■ REQUIREMENTS ■
Tell how many lines have the string "female" in them, and write nothing besides the number.

--- begin ---

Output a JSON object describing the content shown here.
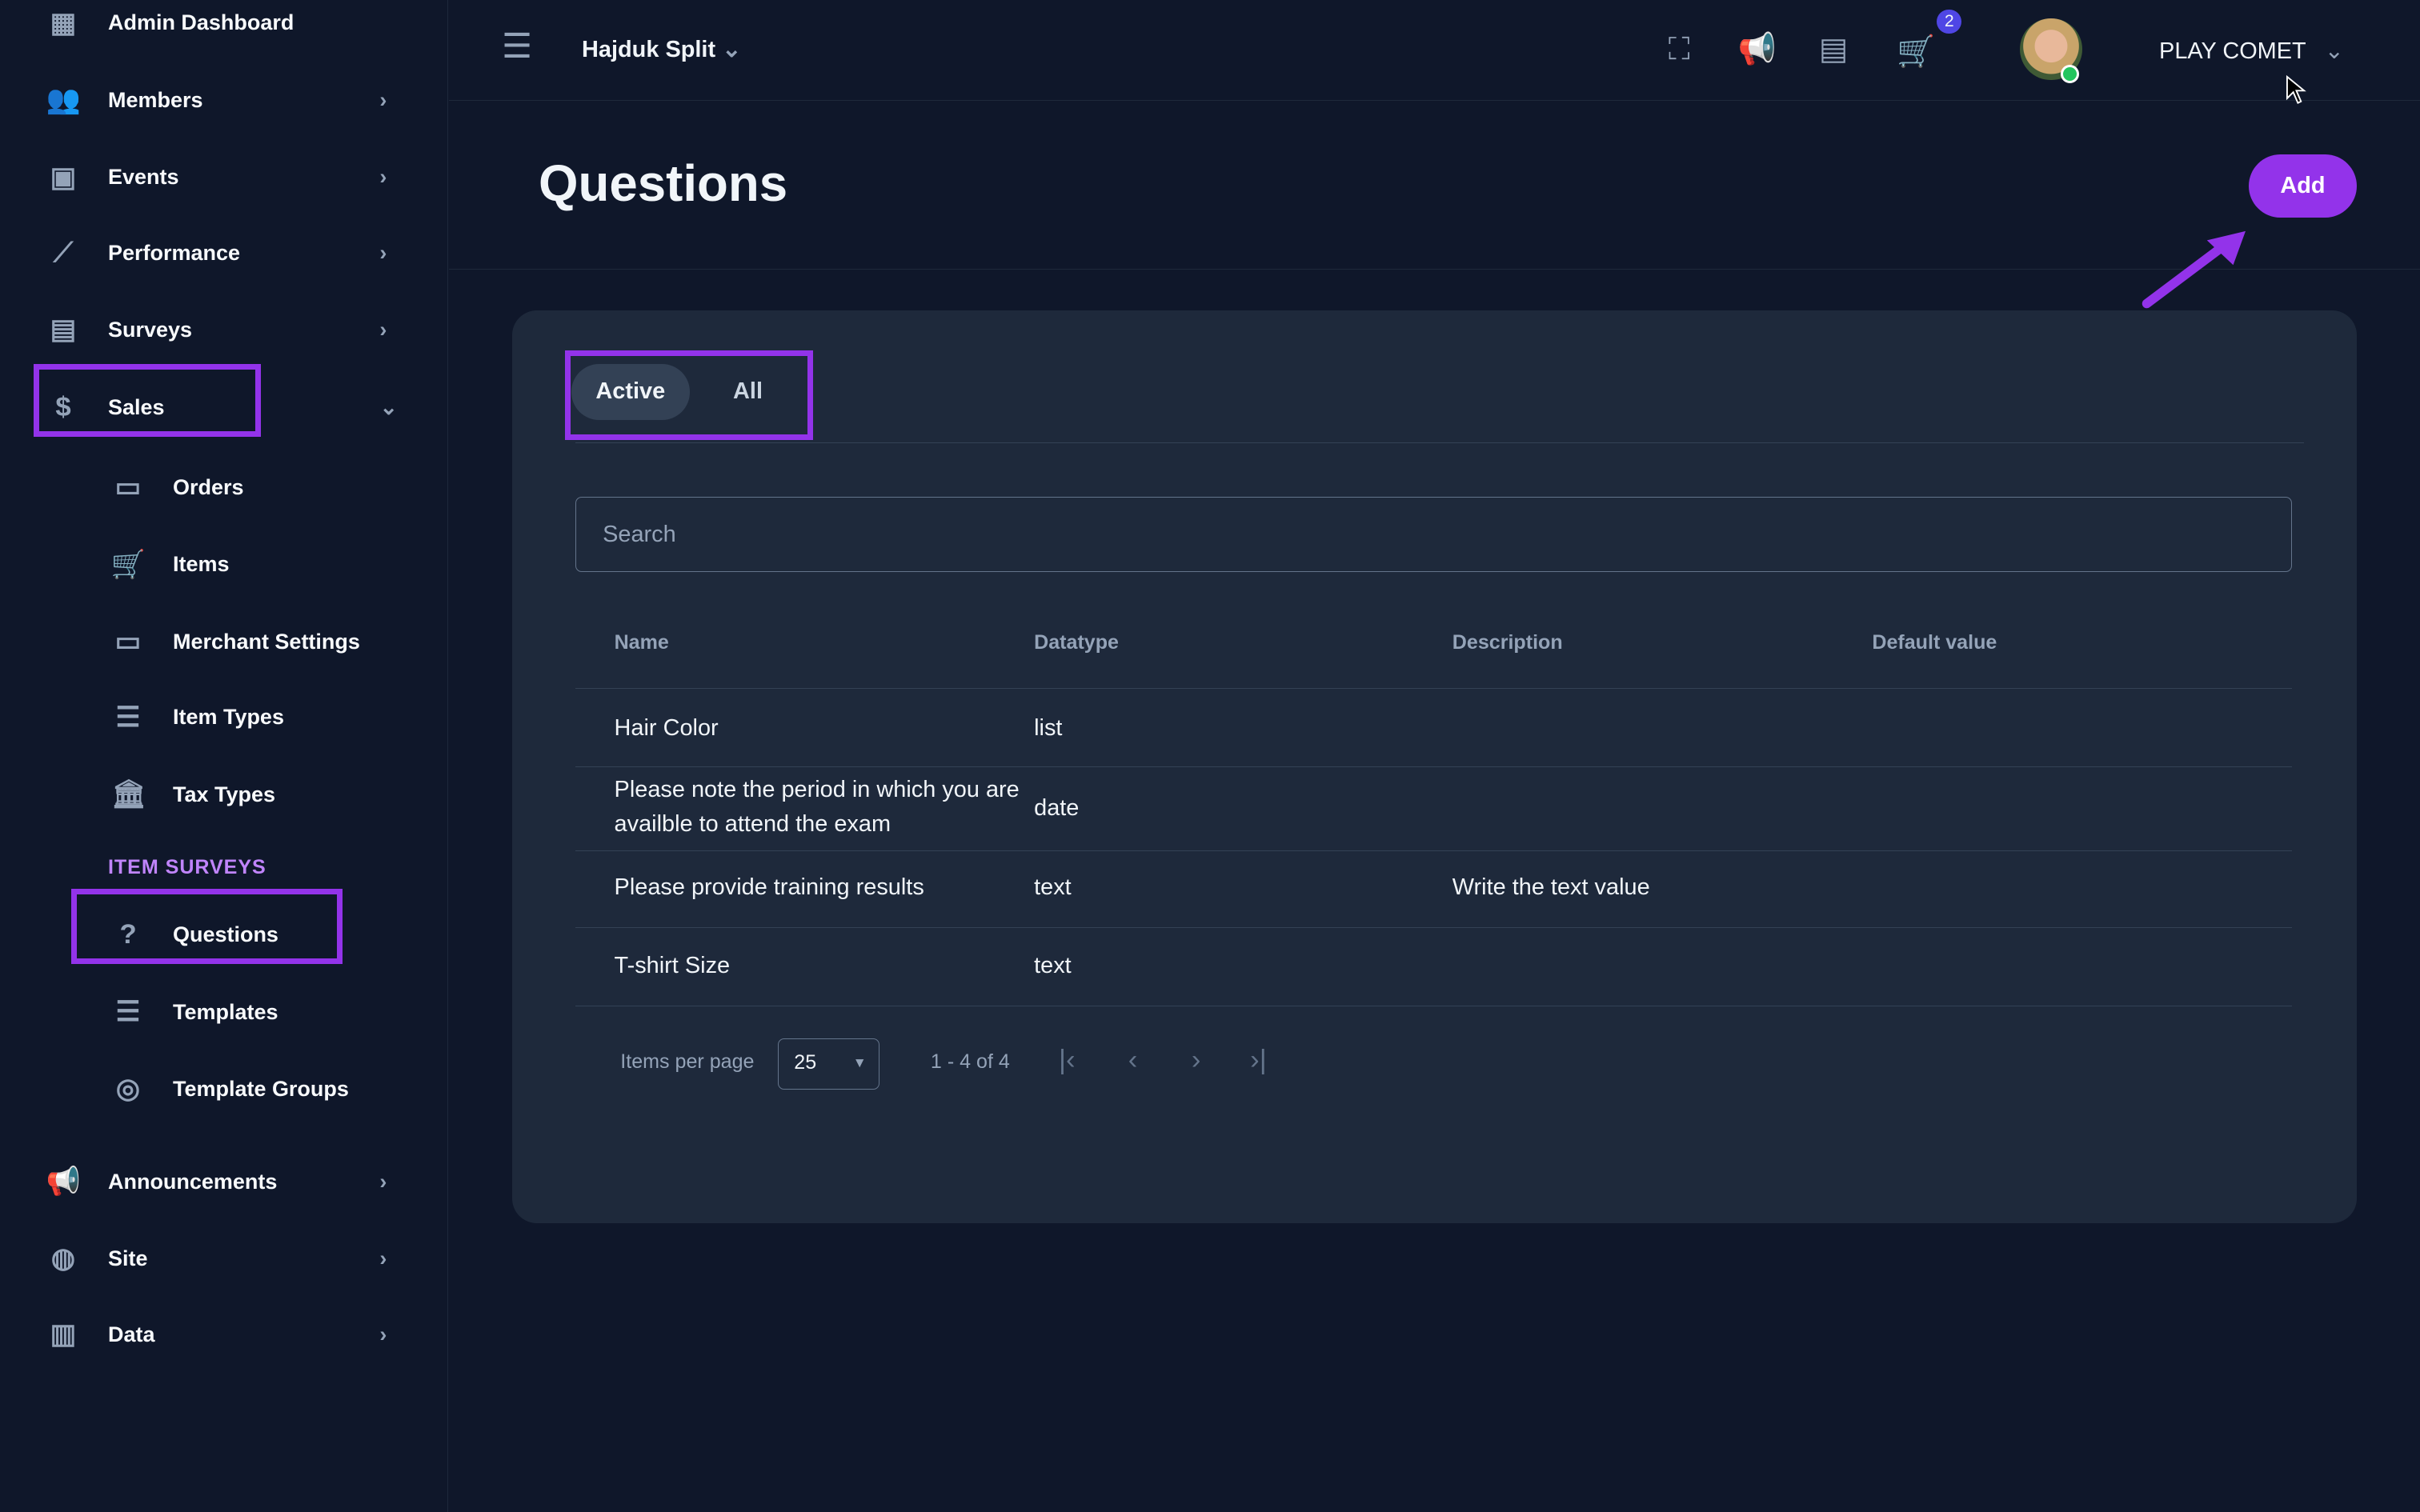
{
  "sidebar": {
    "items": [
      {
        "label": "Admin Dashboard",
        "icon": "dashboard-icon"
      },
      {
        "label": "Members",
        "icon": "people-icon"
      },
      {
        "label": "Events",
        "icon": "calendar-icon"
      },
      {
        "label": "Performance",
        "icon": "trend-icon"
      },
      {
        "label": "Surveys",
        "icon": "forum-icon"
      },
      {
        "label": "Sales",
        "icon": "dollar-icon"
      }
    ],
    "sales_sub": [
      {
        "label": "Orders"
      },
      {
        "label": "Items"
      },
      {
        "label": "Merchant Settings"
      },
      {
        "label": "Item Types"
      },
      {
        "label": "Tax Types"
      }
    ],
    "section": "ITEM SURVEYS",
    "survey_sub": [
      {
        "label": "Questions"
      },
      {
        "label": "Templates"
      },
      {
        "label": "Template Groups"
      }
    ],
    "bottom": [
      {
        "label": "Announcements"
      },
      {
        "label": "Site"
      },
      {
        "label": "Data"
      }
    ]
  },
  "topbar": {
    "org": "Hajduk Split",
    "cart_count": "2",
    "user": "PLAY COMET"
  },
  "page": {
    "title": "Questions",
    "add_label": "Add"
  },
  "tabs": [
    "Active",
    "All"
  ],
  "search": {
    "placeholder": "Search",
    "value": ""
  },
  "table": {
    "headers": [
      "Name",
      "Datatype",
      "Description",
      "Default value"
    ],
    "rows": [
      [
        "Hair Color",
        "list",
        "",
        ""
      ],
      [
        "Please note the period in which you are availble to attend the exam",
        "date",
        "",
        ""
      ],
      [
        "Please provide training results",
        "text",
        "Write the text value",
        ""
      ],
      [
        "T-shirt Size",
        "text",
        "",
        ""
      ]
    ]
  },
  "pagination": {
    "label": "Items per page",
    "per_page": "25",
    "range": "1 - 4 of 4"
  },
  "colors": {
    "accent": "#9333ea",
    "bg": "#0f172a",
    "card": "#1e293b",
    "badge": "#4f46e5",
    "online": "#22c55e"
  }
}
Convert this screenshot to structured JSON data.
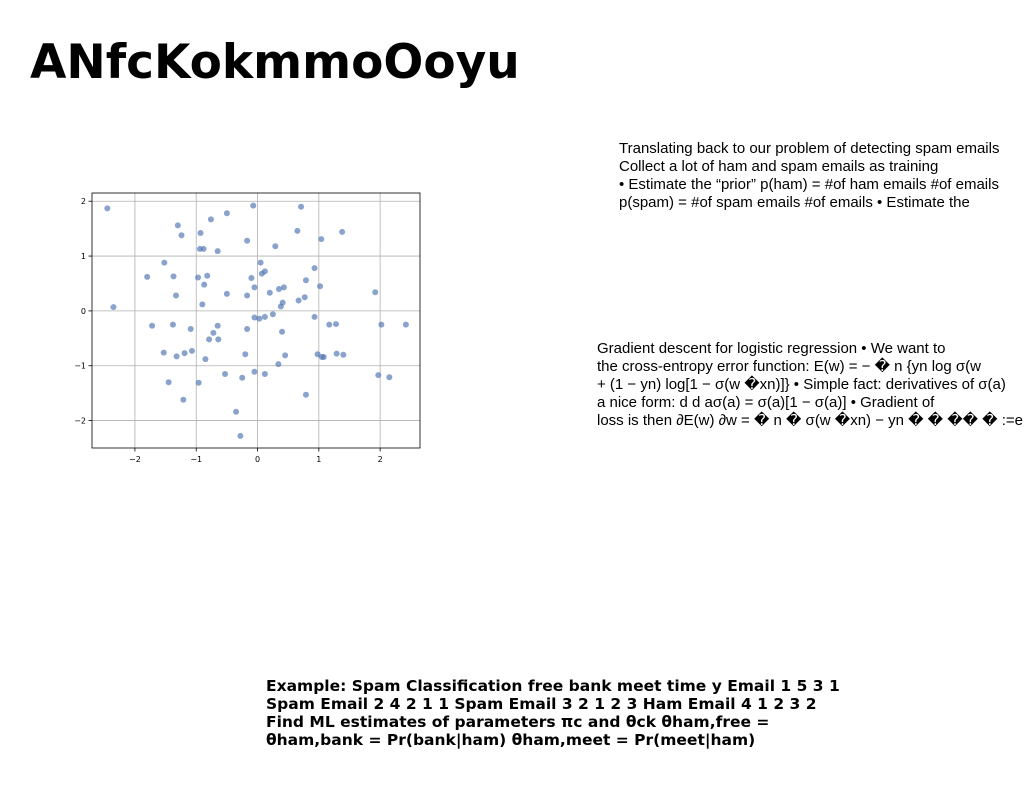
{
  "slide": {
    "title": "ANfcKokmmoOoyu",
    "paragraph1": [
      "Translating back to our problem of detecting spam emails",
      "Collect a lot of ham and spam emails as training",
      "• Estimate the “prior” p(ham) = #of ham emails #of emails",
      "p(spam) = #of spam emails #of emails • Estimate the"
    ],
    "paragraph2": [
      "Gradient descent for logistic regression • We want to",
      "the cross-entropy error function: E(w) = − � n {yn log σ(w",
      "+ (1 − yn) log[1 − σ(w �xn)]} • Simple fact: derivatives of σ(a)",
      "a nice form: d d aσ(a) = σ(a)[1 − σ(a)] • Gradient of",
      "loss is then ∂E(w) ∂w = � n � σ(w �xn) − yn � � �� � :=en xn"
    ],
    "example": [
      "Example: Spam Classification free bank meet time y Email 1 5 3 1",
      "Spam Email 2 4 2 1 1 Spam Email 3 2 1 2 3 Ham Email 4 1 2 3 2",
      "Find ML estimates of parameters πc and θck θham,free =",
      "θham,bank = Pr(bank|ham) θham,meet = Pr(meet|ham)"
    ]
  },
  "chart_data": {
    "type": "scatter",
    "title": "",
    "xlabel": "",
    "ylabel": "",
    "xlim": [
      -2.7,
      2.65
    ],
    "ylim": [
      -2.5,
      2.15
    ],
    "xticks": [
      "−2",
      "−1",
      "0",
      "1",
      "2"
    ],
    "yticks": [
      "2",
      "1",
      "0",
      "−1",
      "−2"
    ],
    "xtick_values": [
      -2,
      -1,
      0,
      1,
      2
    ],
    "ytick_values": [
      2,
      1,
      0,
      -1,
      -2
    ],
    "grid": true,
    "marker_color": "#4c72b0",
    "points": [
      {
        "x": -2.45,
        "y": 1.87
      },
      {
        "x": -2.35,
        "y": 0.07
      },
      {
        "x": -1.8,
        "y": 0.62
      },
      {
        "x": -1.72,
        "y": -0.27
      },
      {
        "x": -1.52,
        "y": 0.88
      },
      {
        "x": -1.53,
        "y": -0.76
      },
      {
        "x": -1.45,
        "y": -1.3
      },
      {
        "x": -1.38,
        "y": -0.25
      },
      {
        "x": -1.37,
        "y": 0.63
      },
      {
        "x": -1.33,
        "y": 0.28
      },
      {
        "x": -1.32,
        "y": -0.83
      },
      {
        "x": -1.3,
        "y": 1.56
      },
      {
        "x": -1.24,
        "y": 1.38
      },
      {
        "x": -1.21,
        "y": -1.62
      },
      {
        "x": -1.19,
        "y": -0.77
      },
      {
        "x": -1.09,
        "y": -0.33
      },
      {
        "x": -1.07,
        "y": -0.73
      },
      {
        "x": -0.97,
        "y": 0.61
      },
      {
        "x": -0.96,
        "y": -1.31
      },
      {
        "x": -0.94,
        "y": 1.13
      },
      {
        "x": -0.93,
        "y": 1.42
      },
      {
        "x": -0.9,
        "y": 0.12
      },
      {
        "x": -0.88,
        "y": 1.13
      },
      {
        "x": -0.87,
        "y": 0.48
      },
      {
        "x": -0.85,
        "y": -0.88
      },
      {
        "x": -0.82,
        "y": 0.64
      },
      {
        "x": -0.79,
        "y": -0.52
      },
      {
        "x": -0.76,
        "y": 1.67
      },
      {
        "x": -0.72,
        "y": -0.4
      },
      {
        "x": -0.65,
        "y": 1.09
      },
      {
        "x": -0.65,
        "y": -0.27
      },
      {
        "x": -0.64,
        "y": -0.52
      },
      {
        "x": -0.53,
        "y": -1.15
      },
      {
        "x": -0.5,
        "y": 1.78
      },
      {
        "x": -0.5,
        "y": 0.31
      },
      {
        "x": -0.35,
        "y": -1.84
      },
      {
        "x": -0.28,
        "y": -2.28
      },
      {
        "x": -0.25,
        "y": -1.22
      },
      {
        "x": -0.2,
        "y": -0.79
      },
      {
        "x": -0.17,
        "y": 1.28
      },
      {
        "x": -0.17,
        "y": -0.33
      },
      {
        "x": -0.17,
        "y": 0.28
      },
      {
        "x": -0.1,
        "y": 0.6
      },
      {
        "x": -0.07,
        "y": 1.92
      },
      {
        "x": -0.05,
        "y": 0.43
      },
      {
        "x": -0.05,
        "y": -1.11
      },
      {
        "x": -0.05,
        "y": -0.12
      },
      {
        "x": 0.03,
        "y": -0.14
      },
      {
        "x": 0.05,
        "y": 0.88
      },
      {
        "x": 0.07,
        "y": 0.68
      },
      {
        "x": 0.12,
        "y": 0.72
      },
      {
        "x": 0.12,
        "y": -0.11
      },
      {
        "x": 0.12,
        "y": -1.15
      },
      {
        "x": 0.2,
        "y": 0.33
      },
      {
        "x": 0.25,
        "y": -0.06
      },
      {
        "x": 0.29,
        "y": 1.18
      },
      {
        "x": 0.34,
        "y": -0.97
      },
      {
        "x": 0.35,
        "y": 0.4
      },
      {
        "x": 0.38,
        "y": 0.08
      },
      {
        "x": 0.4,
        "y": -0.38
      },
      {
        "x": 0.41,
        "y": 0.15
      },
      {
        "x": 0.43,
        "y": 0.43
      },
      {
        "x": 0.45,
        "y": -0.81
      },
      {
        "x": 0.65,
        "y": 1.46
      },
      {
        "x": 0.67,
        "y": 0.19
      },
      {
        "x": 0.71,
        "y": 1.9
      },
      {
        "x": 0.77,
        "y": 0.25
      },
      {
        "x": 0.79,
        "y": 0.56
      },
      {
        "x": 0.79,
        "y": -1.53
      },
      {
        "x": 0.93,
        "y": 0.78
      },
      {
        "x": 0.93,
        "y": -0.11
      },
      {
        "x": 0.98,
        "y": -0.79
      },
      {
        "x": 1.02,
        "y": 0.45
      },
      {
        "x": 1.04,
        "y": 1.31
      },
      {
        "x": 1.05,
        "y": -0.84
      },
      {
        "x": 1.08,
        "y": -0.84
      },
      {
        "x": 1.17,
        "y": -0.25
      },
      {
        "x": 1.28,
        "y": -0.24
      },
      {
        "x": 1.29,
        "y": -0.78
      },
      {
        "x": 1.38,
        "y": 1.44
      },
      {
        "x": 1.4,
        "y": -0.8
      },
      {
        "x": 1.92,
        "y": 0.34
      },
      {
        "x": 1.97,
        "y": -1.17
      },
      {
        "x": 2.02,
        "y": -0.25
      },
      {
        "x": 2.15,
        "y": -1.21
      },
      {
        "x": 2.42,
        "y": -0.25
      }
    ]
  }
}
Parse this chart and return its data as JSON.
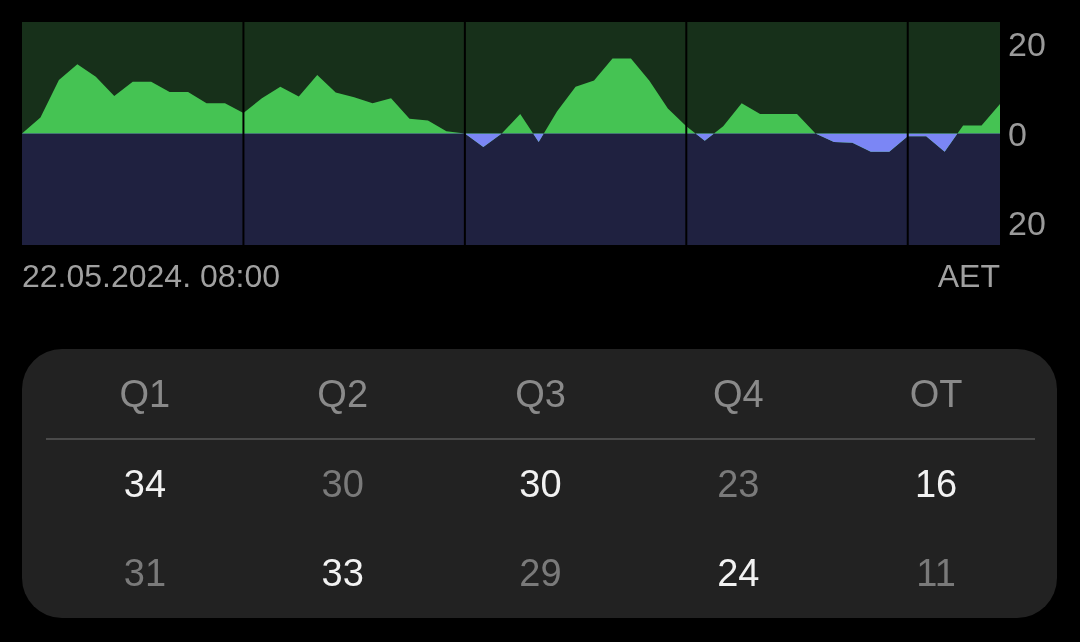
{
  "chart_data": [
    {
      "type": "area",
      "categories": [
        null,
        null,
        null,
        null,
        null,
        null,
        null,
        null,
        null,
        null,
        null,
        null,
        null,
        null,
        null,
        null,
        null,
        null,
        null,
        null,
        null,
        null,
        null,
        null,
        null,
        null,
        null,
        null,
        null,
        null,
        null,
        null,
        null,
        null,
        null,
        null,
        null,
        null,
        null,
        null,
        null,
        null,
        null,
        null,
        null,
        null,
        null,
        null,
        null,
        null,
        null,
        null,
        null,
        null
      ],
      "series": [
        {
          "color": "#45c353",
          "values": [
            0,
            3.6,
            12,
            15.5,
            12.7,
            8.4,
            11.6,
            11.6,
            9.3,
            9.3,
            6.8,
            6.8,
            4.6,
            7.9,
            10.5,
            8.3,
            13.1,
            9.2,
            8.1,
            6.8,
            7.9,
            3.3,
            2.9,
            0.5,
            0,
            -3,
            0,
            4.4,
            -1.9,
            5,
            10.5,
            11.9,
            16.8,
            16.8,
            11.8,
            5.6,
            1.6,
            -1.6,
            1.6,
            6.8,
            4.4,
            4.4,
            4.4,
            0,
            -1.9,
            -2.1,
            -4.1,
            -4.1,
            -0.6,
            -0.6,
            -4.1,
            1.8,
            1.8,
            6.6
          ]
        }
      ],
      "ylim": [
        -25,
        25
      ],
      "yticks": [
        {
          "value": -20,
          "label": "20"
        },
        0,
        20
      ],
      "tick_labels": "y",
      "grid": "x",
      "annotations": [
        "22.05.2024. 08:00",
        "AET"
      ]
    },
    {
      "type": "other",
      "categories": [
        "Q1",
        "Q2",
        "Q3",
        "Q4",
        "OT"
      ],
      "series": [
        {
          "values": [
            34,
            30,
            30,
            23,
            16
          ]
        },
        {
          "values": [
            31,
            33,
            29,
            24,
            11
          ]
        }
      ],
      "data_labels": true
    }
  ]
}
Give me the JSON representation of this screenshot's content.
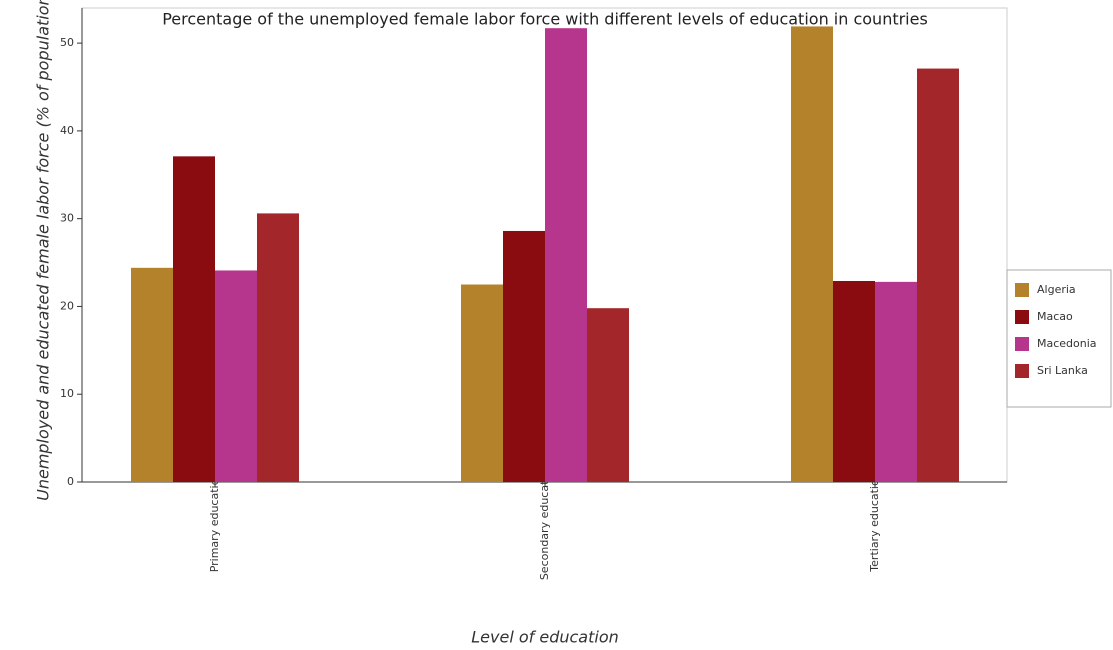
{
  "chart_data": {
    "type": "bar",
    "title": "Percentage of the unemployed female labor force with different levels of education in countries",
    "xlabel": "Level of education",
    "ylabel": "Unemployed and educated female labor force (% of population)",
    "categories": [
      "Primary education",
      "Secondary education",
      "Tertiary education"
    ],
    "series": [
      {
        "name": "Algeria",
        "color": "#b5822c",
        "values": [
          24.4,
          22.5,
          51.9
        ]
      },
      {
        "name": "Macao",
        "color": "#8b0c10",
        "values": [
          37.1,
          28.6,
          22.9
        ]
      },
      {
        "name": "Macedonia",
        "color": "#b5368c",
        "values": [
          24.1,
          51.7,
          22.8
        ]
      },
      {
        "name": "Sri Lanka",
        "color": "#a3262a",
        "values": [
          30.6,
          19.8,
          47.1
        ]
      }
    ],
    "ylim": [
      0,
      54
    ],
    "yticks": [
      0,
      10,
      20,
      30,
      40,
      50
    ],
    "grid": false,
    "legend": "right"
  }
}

--- end ---

■ RESULT OF THE EXERCISE ■
2